::: Supplied records

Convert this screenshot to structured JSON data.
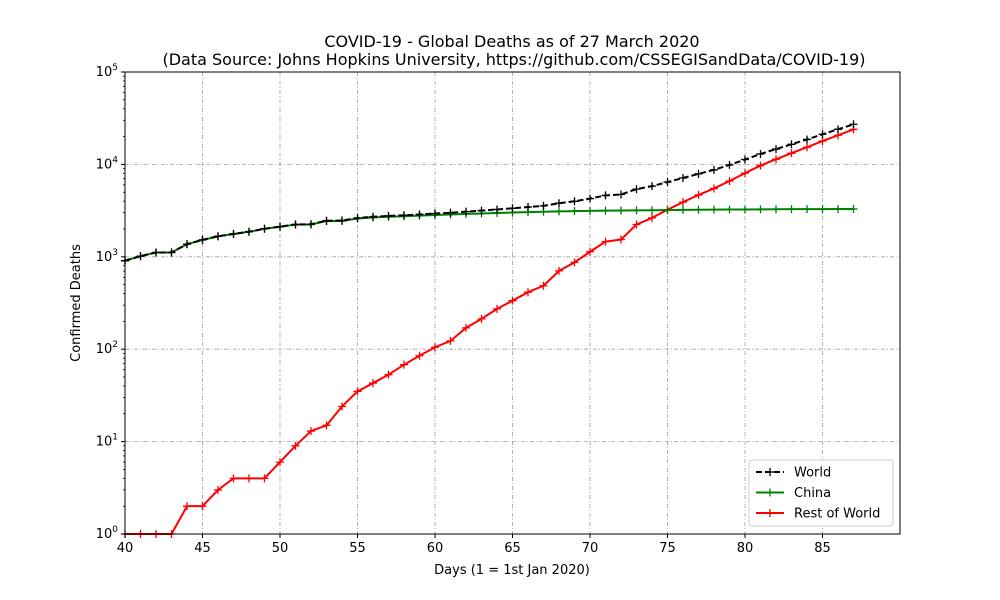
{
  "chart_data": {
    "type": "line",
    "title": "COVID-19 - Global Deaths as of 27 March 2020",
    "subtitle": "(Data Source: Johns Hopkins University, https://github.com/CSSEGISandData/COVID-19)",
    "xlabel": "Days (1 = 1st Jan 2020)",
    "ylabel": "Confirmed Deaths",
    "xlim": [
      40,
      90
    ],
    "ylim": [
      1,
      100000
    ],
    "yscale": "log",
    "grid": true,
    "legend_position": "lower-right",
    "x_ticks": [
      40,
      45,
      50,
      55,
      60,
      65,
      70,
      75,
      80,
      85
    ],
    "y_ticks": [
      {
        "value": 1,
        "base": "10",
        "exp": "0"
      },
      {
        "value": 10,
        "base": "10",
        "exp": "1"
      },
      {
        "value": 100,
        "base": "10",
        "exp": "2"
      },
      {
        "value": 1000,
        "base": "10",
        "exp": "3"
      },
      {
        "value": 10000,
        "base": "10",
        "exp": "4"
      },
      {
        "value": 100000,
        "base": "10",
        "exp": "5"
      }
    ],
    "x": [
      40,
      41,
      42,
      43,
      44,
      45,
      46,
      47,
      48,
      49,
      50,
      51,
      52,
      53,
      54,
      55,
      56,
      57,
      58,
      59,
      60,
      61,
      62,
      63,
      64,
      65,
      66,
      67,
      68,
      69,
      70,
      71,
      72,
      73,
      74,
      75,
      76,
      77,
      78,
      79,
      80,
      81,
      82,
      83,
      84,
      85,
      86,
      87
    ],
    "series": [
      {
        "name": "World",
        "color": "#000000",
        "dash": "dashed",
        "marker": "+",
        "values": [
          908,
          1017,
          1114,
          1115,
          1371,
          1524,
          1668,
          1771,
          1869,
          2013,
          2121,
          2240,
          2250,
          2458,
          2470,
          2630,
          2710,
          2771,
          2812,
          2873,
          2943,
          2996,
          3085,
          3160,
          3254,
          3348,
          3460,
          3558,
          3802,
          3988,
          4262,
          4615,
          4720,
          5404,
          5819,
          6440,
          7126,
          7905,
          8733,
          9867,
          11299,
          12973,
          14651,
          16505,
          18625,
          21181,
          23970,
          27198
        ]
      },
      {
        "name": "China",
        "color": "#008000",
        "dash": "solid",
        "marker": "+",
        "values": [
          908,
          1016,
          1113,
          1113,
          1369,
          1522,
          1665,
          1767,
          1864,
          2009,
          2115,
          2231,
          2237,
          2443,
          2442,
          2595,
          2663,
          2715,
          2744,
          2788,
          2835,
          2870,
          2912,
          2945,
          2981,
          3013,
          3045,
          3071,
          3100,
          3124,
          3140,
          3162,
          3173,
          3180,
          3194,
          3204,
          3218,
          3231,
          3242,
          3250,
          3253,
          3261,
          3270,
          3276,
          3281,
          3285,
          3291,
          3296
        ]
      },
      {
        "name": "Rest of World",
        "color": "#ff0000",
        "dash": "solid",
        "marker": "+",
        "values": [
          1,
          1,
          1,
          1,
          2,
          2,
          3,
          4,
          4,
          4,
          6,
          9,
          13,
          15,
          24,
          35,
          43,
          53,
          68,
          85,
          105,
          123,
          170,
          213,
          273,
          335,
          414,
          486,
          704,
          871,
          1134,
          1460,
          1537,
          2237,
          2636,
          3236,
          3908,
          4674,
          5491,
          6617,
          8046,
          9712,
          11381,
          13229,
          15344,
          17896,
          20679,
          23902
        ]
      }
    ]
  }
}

::::::

(Aim) Restate the records word for word, omitting images.

(Answer to the exercise)
Convert this screenshot to structured JSON data.
{
  "chart_data": {
    "type": "line",
    "title": "COVID-19 - Global Deaths as of 27 March 2020",
    "subtitle": "(Data Source: Johns Hopkins University, https://github.com/CSSEGISandData/COVID-19)",
    "xlabel": "Days (1 = 1st Jan 2020)",
    "ylabel": "Confirmed Deaths",
    "xlim": [
      40,
      90
    ],
    "ylim": [
      1,
      100000
    ],
    "yscale": "log",
    "grid": true,
    "legend_position": "lower-right",
    "x_ticks": [
      40,
      45,
      50,
      55,
      60,
      65,
      70,
      75,
      80,
      85
    ],
    "y_ticks": [
      {
        "value": 1,
        "base": "10",
        "exp": "0"
      },
      {
        "value": 10,
        "base": "10",
        "exp": "1"
      },
      {
        "value": 100,
        "base": "10",
        "exp": "2"
      },
      {
        "value": 1000,
        "base": "10",
        "exp": "3"
      },
      {
        "value": 10000,
        "base": "10",
        "exp": "4"
      },
      {
        "value": 100000,
        "base": "10",
        "exp": "5"
      }
    ],
    "x": [
      40,
      41,
      42,
      43,
      44,
      45,
      46,
      47,
      48,
      49,
      50,
      51,
      52,
      53,
      54,
      55,
      56,
      57,
      58,
      59,
      60,
      61,
      62,
      63,
      64,
      65,
      66,
      67,
      68,
      69,
      70,
      71,
      72,
      73,
      74,
      75,
      76,
      77,
      78,
      79,
      80,
      81,
      82,
      83,
      84,
      85,
      86,
      87
    ],
    "series": [
      {
        "name": "World",
        "color": "#000000",
        "dash": "dashed",
        "marker": "+",
        "values": [
          908,
          1017,
          1114,
          1115,
          1371,
          1524,
          1668,
          1771,
          1869,
          2013,
          2121,
          2240,
          2250,
          2458,
          2470,
          2630,
          2710,
          2771,
          2812,
          2873,
          2943,
          2996,
          3085,
          3160,
          3254,
          3348,
          3460,
          3558,
          3802,
          3988,
          4262,
          4615,
          4720,
          5404,
          5819,
          6440,
          7126,
          7905,
          8733,
          9867,
          11299,
          12973,
          14651,
          16505,
          18625,
          21181,
          23970,
          27198
        ]
      },
      {
        "name": "China",
        "color": "#008000",
        "dash": "solid",
        "marker": "+",
        "values": [
          908,
          1016,
          1113,
          1113,
          1369,
          1522,
          1665,
          1767,
          1864,
          2009,
          2115,
          2231,
          2237,
          2443,
          2442,
          2595,
          2663,
          2715,
          2744,
          2788,
          2835,
          2870,
          2912,
          2945,
          2981,
          3013,
          3045,
          3071,
          3100,
          3124,
          3140,
          3162,
          3173,
          3180,
          3194,
          3204,
          3218,
          3231,
          3242,
          3250,
          3253,
          3261,
          3270,
          3276,
          3281,
          3285,
          3291,
          3296
        ]
      },
      {
        "name": "Rest of World",
        "color": "#ff0000",
        "dash": "solid",
        "marker": "+",
        "values": [
          1,
          1,
          1,
          1,
          2,
          2,
          3,
          4,
          4,
          4,
          6,
          9,
          13,
          15,
          24,
          35,
          43,
          53,
          68,
          85,
          105,
          123,
          170,
          213,
          273,
          335,
          414,
          486,
          704,
          871,
          1134,
          1460,
          1537,
          2237,
          2636,
          3236,
          3908,
          4674,
          5491,
          6617,
          8046,
          9712,
          11381,
          13229,
          15344,
          17896,
          20679,
          23902
        ]
      }
    ]
  }
}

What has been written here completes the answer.